Work instructions:
Report the number of lines in these entries that contain "this". Write only the number.

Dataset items
++++++++++++++++++++

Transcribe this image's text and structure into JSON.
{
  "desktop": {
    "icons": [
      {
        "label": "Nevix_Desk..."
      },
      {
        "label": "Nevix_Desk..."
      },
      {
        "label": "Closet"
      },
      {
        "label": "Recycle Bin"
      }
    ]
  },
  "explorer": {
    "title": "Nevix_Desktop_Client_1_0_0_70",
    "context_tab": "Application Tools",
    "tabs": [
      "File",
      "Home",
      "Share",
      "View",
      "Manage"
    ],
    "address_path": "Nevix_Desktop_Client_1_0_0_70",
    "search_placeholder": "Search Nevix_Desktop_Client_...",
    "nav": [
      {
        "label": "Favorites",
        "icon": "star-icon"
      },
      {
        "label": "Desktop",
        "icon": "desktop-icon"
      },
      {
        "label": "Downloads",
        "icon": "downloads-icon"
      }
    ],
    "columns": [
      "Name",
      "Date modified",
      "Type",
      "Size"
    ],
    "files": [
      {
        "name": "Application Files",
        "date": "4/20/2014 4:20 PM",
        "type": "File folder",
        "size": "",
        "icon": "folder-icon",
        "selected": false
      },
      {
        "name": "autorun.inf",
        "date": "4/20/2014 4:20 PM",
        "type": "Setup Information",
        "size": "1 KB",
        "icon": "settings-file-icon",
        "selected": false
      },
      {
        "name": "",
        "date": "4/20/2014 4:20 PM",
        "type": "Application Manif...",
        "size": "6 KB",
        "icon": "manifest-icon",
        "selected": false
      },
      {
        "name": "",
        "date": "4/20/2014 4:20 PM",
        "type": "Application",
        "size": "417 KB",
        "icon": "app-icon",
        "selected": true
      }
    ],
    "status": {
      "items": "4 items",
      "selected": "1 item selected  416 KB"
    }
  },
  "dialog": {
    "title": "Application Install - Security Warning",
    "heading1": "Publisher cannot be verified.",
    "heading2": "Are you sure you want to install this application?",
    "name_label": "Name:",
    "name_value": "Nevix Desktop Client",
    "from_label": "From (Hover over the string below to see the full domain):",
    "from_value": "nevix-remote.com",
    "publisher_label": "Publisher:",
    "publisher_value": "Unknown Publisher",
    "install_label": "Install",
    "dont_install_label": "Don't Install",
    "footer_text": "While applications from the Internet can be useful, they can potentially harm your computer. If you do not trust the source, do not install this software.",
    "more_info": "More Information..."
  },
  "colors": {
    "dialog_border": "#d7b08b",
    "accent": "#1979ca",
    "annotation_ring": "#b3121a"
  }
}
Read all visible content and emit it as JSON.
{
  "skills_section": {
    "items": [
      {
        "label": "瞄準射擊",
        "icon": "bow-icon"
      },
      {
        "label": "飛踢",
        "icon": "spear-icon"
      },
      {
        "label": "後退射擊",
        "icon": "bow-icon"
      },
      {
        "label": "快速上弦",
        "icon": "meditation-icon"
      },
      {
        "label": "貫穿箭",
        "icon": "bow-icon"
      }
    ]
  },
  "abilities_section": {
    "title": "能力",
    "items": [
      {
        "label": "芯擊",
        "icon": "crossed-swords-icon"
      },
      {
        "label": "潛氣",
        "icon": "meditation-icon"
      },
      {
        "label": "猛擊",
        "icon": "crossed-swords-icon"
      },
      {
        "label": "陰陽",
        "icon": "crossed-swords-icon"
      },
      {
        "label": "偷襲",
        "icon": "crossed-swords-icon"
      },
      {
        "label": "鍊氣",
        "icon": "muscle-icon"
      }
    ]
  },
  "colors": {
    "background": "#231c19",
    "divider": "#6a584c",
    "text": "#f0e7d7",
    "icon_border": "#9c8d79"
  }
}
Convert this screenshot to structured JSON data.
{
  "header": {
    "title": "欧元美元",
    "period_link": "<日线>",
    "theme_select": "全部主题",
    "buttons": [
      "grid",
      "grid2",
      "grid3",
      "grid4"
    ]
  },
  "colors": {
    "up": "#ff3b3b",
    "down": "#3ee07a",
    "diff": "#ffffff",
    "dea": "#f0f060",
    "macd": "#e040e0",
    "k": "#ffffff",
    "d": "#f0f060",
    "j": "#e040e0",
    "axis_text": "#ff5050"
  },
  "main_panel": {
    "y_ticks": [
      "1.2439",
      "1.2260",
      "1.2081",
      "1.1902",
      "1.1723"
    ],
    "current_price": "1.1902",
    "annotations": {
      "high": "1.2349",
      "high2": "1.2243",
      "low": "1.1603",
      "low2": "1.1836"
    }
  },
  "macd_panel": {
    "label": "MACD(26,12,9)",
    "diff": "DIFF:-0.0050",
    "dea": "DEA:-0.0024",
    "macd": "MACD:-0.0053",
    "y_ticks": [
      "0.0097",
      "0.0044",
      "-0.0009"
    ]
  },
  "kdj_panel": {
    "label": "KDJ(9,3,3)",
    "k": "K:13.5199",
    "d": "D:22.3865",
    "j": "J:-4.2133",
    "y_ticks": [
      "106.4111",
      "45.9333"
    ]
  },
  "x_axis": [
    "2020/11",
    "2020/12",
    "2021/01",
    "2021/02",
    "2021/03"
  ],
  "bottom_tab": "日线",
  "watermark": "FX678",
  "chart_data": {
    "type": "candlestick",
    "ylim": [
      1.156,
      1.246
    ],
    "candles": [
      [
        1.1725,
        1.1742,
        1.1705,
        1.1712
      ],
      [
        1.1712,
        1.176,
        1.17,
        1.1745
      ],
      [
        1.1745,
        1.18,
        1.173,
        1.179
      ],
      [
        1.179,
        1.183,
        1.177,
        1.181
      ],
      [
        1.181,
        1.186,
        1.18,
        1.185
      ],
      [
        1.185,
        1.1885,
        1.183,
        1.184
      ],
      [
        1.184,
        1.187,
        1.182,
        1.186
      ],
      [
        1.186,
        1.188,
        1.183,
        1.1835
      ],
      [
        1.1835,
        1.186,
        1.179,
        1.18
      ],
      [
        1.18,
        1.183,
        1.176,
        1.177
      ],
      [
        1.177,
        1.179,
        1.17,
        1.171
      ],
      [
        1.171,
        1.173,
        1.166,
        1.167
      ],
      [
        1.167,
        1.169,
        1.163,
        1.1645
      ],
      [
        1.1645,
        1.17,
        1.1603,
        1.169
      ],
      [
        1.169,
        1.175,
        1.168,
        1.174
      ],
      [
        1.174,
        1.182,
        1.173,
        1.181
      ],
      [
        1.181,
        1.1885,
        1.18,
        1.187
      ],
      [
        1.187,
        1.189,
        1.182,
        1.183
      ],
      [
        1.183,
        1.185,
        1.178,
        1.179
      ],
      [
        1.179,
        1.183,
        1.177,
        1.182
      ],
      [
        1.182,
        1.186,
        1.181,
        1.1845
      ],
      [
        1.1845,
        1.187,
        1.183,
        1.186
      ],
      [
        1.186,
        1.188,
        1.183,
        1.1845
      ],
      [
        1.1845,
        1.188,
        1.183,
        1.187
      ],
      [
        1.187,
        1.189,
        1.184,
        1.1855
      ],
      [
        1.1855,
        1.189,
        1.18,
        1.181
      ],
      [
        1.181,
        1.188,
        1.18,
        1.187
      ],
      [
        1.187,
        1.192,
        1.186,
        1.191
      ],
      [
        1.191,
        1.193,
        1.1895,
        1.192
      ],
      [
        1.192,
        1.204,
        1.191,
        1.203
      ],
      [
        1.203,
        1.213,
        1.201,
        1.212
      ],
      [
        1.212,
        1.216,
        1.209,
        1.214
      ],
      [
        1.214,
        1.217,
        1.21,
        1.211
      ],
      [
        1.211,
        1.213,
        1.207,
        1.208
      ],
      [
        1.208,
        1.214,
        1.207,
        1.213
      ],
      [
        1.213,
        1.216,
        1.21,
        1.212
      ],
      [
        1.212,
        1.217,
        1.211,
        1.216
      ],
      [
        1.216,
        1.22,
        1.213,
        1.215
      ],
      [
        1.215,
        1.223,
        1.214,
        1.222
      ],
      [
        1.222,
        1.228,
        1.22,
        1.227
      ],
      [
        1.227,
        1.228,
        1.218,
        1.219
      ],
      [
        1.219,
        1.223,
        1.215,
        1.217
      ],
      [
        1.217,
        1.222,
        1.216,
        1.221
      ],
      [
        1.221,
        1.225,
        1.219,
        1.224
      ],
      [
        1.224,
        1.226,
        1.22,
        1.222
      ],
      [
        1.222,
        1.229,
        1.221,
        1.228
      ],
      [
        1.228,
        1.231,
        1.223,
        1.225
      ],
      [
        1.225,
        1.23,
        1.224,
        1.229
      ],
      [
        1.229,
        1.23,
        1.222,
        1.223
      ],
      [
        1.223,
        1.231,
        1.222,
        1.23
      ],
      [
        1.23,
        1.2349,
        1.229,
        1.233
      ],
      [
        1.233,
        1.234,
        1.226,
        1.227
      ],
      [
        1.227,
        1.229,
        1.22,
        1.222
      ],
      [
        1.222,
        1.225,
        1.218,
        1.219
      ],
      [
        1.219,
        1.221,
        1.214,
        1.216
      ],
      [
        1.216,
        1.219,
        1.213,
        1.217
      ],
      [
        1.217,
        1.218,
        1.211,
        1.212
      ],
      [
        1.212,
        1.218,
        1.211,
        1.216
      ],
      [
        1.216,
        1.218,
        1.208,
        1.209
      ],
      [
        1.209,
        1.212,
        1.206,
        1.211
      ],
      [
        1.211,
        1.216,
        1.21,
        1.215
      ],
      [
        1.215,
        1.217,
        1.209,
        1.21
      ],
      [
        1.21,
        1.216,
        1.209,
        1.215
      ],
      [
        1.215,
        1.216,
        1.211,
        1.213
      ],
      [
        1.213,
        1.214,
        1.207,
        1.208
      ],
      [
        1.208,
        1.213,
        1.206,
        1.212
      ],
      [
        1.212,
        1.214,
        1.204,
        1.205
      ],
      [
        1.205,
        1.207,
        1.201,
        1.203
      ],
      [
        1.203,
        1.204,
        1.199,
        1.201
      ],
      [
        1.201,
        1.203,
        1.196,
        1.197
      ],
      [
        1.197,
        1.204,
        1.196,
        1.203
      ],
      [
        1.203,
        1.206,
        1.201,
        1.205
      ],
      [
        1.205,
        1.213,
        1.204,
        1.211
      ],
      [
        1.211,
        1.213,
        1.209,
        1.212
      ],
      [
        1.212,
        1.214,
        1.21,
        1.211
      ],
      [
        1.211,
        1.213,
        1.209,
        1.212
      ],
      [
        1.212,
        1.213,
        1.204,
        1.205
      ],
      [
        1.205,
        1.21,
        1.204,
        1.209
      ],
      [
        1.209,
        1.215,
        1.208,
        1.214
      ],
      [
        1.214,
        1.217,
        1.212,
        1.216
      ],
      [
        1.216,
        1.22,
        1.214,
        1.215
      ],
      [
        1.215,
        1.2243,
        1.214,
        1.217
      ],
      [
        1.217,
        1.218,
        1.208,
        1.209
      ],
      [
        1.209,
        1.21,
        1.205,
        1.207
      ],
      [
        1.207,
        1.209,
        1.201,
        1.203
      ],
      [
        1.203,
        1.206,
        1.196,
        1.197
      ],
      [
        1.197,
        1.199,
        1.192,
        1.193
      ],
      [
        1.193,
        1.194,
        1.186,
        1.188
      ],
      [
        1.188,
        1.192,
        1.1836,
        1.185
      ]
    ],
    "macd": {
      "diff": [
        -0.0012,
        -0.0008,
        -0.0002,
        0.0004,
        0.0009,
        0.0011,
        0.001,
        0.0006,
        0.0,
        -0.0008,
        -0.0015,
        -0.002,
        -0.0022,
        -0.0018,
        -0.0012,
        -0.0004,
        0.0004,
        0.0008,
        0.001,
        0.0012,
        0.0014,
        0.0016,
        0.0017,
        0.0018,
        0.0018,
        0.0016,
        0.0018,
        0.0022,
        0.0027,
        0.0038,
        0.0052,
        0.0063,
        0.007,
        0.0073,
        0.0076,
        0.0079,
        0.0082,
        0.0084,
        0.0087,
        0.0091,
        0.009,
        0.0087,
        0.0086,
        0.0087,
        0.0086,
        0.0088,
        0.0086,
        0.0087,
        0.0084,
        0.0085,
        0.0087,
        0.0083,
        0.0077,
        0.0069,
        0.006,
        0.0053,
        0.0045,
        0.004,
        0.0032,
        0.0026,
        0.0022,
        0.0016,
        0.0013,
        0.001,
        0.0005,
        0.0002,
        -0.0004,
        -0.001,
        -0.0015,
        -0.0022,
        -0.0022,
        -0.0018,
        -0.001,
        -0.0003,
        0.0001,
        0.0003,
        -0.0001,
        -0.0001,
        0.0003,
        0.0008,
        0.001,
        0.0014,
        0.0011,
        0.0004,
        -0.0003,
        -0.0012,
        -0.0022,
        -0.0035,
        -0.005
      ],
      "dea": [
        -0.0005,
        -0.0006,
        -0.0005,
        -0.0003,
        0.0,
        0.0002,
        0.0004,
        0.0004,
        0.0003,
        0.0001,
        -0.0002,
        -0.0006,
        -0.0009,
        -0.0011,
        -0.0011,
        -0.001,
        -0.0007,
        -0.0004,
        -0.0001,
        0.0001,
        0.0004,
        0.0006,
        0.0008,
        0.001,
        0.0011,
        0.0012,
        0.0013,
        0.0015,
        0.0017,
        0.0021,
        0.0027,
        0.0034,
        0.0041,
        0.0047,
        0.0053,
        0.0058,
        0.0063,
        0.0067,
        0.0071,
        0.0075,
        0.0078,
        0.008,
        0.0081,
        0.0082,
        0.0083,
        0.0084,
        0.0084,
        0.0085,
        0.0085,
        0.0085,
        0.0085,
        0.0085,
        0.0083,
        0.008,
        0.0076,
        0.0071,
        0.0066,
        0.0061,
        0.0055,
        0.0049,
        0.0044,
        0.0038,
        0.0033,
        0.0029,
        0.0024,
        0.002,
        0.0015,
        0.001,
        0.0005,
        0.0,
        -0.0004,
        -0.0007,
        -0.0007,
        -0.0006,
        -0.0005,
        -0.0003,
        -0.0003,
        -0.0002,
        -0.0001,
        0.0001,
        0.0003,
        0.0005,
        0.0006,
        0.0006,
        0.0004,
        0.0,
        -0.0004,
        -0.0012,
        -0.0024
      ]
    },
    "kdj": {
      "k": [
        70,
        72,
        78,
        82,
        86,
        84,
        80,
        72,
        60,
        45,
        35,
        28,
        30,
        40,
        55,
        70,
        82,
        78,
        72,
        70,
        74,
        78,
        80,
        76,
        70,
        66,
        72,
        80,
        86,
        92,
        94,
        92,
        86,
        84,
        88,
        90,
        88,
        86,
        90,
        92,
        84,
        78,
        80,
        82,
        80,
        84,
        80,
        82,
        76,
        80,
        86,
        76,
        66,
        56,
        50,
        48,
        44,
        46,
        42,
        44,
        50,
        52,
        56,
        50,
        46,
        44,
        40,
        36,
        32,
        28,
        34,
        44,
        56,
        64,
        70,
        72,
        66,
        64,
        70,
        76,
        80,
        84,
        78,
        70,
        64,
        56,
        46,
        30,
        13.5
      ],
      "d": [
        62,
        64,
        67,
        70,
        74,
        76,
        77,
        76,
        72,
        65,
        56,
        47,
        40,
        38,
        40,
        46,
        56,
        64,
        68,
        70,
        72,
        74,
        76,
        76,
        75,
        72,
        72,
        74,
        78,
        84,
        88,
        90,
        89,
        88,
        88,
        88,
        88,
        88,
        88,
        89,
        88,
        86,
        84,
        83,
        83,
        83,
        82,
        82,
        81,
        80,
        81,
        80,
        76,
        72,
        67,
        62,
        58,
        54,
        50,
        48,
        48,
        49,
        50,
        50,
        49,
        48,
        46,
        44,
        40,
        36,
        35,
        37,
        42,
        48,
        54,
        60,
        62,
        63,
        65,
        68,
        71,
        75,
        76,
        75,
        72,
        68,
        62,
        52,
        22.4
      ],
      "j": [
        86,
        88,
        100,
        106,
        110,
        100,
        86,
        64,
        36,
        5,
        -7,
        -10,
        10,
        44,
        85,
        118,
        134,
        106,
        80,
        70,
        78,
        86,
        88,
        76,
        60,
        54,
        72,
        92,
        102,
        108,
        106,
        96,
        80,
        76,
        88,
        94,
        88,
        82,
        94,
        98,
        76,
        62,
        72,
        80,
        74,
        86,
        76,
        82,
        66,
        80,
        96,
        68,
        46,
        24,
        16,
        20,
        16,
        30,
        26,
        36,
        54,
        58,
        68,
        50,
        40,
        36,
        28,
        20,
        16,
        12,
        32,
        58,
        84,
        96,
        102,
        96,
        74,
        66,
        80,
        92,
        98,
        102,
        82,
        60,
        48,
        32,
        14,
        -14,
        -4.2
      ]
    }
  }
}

++++++++++++++++++++

Response below:
4